TO BE DONE
Scan the records below for lines with the word "passiue", then state how many you find and nothing else.

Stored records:

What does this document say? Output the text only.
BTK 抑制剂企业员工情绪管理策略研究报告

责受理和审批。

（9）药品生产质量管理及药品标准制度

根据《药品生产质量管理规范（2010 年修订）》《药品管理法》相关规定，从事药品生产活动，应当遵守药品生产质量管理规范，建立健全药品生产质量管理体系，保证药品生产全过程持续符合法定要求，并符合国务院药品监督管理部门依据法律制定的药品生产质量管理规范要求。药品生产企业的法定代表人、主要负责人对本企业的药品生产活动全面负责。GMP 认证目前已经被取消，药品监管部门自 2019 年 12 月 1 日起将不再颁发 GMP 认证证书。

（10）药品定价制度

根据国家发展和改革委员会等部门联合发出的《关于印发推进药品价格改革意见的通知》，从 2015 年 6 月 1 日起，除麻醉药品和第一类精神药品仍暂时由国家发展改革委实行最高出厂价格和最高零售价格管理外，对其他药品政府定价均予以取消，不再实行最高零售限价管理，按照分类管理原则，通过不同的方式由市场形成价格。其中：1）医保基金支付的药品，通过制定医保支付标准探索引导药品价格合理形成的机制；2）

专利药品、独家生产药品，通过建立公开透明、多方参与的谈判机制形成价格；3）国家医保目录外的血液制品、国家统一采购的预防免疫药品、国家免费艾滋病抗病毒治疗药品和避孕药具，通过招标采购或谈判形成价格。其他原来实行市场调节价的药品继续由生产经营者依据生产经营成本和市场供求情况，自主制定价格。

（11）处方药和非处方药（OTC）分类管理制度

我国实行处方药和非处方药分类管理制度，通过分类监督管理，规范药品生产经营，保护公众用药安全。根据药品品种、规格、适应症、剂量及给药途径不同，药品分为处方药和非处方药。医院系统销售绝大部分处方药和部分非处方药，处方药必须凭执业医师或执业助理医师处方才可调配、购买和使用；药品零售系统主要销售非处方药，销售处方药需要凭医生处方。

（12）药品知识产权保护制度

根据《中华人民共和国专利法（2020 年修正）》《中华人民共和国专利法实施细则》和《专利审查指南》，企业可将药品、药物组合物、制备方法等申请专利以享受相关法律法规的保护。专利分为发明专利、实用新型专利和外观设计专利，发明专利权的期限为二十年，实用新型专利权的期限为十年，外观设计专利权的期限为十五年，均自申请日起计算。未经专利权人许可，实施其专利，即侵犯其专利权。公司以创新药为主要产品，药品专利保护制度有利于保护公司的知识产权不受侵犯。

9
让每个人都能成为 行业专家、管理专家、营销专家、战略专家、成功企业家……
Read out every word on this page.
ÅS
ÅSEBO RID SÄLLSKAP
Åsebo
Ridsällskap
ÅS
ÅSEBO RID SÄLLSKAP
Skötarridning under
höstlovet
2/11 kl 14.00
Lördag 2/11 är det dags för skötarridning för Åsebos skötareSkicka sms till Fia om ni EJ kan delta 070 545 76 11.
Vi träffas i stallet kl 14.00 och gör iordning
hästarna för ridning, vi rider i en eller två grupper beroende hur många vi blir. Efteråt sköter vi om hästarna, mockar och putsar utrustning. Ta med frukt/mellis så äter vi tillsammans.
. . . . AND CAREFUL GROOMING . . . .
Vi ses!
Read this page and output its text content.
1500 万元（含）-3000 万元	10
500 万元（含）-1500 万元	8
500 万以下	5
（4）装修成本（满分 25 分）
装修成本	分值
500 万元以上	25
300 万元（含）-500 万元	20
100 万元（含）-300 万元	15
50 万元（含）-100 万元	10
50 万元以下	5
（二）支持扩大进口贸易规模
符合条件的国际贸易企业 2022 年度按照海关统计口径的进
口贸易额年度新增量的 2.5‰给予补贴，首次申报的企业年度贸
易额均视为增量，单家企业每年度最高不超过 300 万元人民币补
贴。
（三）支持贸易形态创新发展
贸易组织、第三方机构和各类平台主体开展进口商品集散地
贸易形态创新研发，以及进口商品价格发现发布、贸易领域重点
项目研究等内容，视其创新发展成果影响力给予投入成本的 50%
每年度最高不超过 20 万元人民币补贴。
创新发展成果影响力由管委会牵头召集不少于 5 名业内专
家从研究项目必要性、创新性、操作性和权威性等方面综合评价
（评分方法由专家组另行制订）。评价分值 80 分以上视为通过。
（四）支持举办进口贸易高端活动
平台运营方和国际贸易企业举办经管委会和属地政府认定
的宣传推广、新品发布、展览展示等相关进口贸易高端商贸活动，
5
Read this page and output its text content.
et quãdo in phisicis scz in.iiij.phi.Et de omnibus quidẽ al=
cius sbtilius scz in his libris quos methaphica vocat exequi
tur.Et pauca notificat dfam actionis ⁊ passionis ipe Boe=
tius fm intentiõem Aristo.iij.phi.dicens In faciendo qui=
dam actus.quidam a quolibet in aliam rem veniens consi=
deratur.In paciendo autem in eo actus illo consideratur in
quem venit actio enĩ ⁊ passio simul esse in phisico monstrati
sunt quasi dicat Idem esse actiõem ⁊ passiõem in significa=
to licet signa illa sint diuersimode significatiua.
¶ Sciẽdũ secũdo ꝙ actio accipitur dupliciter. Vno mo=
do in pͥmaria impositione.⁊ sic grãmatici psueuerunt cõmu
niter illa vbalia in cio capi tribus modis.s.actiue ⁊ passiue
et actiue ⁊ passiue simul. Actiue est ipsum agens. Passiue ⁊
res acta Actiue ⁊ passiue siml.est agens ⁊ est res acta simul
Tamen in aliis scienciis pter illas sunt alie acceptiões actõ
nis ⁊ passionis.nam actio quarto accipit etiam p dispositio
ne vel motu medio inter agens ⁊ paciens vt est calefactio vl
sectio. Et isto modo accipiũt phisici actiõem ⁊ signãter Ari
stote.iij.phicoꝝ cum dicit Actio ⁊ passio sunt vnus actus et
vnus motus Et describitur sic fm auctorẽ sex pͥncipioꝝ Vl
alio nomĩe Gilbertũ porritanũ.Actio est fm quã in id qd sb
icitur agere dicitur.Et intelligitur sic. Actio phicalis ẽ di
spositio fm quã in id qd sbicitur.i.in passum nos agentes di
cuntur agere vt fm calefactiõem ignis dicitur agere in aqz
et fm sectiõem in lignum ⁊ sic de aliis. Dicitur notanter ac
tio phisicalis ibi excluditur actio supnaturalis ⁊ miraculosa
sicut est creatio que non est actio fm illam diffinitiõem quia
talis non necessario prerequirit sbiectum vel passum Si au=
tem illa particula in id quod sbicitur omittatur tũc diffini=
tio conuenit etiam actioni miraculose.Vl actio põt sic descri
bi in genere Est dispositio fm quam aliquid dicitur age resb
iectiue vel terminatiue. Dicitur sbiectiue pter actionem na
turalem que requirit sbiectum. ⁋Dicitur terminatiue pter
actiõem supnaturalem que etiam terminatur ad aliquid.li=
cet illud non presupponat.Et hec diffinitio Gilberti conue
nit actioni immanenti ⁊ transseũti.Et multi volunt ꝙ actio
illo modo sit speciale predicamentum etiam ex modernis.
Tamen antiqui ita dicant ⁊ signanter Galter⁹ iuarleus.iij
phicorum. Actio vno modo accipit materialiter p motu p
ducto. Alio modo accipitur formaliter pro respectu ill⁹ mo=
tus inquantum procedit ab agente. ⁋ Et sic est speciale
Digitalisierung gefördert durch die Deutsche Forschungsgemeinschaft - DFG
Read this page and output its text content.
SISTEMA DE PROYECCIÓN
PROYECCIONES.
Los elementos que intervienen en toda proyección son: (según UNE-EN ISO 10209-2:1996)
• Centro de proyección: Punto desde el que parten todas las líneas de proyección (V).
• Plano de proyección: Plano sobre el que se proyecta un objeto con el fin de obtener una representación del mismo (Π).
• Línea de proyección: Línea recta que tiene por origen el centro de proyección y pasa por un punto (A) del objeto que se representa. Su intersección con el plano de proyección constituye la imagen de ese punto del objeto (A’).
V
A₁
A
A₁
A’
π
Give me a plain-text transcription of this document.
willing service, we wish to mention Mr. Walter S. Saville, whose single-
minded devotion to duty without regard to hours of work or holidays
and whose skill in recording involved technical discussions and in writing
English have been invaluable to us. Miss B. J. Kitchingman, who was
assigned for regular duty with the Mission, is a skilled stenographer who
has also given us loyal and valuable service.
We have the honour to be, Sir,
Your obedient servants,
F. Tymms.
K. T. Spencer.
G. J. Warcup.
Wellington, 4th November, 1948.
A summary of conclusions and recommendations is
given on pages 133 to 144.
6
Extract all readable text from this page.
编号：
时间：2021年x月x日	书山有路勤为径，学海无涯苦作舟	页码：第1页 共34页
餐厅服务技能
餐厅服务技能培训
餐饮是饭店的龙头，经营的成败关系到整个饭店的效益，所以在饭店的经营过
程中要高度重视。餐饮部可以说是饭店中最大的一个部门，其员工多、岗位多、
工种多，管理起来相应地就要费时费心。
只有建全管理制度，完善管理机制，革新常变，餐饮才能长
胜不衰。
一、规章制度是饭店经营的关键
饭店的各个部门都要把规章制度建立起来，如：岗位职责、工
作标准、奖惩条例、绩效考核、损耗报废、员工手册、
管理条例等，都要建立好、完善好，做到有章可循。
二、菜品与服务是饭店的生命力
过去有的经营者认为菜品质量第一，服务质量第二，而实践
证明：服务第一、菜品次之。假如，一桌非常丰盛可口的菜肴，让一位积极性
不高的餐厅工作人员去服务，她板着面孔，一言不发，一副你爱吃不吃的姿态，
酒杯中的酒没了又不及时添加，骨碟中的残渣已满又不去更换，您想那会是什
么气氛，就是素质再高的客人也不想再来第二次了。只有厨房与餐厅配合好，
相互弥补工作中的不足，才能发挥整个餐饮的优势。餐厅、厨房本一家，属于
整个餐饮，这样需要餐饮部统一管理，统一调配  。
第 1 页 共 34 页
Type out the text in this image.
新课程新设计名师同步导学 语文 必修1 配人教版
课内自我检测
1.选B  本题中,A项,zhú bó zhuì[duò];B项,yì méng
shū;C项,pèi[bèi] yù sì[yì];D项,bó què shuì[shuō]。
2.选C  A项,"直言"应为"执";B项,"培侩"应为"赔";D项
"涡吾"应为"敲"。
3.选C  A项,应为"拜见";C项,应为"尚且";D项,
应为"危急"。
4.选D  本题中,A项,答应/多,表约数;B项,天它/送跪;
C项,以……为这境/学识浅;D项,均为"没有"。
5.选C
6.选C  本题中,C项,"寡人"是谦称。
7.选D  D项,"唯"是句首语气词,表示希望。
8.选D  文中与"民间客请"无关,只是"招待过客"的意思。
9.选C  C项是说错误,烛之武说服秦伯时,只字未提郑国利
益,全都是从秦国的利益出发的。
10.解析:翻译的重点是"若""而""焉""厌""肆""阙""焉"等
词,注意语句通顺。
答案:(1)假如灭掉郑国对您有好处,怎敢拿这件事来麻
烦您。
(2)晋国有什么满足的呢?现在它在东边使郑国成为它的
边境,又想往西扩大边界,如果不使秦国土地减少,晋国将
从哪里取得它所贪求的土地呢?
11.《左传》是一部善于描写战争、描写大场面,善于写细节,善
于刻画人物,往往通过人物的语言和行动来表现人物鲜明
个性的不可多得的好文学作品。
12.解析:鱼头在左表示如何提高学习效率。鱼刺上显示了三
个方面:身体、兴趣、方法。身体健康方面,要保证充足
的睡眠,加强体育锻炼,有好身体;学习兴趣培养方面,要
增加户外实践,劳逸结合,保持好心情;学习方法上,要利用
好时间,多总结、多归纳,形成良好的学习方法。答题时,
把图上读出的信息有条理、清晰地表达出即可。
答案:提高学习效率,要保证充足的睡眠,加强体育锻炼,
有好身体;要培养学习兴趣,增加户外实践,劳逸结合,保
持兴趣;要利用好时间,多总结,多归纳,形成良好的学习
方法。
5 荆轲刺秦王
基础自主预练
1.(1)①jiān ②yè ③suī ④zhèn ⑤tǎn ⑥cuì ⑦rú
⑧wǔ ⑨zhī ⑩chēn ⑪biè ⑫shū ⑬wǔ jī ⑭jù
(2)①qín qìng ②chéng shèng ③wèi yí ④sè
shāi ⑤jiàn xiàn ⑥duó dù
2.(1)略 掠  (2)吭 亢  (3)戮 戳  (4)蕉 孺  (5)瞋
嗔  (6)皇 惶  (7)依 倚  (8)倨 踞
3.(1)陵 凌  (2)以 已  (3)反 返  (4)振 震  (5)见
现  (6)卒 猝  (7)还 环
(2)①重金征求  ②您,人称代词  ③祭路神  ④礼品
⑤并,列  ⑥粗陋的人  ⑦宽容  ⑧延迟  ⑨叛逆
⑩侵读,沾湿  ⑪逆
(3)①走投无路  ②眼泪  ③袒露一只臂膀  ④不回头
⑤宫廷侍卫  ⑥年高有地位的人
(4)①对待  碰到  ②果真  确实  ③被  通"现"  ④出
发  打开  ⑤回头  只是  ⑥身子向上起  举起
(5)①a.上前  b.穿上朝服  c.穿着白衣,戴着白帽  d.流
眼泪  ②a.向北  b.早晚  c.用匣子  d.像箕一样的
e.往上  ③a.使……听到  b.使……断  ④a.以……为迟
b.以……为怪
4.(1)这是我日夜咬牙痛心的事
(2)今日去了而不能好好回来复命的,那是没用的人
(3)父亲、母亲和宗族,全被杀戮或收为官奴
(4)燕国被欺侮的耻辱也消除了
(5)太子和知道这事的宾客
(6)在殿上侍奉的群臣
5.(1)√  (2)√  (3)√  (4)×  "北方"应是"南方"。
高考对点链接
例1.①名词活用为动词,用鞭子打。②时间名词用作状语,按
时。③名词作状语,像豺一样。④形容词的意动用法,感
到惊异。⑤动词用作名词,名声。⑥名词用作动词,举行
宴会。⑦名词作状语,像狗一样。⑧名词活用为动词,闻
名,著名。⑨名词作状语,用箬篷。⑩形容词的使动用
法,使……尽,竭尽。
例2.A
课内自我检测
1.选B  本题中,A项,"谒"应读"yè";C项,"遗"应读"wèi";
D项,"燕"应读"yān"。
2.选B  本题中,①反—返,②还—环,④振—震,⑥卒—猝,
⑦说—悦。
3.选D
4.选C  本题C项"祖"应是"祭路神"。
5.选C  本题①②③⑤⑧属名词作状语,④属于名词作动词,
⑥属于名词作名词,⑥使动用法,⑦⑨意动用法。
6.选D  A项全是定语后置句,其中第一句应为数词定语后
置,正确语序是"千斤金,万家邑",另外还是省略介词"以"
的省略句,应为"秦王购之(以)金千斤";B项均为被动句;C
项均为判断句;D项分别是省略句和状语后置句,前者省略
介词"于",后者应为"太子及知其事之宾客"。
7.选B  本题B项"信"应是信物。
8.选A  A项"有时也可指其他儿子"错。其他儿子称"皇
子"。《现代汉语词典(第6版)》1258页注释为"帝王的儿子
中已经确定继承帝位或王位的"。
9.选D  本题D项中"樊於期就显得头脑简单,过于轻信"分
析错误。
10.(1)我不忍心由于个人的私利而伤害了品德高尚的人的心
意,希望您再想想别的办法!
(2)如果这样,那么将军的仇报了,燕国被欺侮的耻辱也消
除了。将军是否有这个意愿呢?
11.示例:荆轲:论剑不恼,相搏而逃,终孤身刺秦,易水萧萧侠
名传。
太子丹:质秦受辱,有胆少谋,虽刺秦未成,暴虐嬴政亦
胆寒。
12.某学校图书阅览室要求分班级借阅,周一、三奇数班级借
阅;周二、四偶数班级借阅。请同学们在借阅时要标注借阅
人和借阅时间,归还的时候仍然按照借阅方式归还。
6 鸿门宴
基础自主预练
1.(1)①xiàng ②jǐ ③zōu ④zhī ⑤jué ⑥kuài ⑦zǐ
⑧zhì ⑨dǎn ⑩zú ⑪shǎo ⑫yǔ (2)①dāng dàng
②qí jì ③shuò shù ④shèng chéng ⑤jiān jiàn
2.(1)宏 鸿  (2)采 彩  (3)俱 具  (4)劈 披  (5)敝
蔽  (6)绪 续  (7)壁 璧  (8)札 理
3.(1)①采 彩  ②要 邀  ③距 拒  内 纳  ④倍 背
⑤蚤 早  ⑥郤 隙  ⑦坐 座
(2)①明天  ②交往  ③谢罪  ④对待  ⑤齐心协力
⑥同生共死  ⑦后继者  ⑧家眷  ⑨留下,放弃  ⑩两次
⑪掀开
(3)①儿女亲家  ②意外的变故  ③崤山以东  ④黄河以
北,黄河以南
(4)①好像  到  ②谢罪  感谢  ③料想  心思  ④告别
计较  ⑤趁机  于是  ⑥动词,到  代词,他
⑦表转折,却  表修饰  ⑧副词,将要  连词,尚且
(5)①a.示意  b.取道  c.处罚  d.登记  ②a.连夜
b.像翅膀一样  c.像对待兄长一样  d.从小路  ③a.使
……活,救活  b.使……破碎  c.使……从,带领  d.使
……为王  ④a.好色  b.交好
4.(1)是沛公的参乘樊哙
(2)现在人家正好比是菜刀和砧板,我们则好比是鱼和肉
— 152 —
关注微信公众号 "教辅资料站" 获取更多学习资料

SOLUTION TO THIS EXERCISE
3